**Stored records**
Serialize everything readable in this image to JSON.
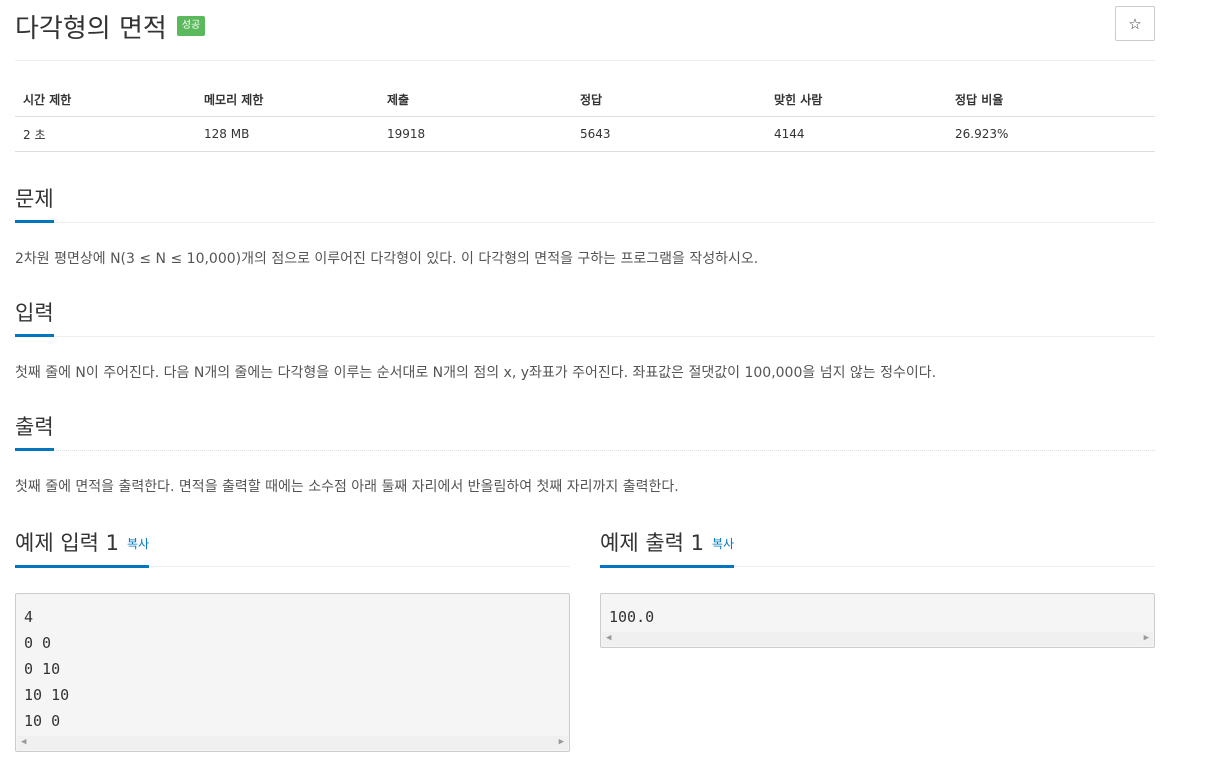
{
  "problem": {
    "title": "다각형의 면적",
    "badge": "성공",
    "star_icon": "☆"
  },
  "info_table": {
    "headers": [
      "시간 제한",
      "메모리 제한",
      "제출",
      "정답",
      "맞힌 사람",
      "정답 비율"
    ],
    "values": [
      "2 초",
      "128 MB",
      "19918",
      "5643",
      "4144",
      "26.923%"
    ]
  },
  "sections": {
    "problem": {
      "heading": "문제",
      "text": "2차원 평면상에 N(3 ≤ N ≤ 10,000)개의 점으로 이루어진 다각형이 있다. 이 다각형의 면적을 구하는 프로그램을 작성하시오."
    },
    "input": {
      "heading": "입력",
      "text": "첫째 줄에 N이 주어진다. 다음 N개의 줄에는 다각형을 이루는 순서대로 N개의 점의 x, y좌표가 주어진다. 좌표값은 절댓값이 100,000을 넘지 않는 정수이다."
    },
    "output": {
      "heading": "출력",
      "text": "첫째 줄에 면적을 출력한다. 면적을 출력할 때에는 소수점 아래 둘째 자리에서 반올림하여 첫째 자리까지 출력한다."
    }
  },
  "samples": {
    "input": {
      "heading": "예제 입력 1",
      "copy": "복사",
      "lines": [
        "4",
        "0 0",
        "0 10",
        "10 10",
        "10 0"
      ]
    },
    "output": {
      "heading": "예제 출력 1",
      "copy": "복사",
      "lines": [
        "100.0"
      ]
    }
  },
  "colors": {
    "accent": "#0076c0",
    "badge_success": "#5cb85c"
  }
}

**Set exercise**
Transcribe the records verbatim and omit the images.

**Full solution**
Serialize everything readable in this image to JSON.
{
  "problem": {
    "title": "다각형의 면적",
    "badge": "성공",
    "star_icon": "☆"
  },
  "info_table": {
    "headers": [
      "시간 제한",
      "메모리 제한",
      "제출",
      "정답",
      "맞힌 사람",
      "정답 비율"
    ],
    "values": [
      "2 초",
      "128 MB",
      "19918",
      "5643",
      "4144",
      "26.923%"
    ]
  },
  "sections": {
    "problem": {
      "heading": "문제",
      "text": "2차원 평면상에 N(3 ≤ N ≤ 10,000)개의 점으로 이루어진 다각형이 있다. 이 다각형의 면적을 구하는 프로그램을 작성하시오."
    },
    "input": {
      "heading": "입력",
      "text": "첫째 줄에 N이 주어진다. 다음 N개의 줄에는 다각형을 이루는 순서대로 N개의 점의 x, y좌표가 주어진다. 좌표값은 절댓값이 100,000을 넘지 않는 정수이다."
    },
    "output": {
      "heading": "출력",
      "text": "첫째 줄에 면적을 출력한다. 면적을 출력할 때에는 소수점 아래 둘째 자리에서 반올림하여 첫째 자리까지 출력한다."
    }
  },
  "samples": {
    "input": {
      "heading": "예제 입력 1",
      "copy": "복사",
      "lines": [
        "4",
        "0 0",
        "0 10",
        "10 10",
        "10 0"
      ]
    },
    "output": {
      "heading": "예제 출력 1",
      "copy": "복사",
      "lines": [
        "100.0"
      ]
    }
  },
  "colors": {
    "accent": "#0076c0",
    "badge_success": "#5cb85c"
  }
}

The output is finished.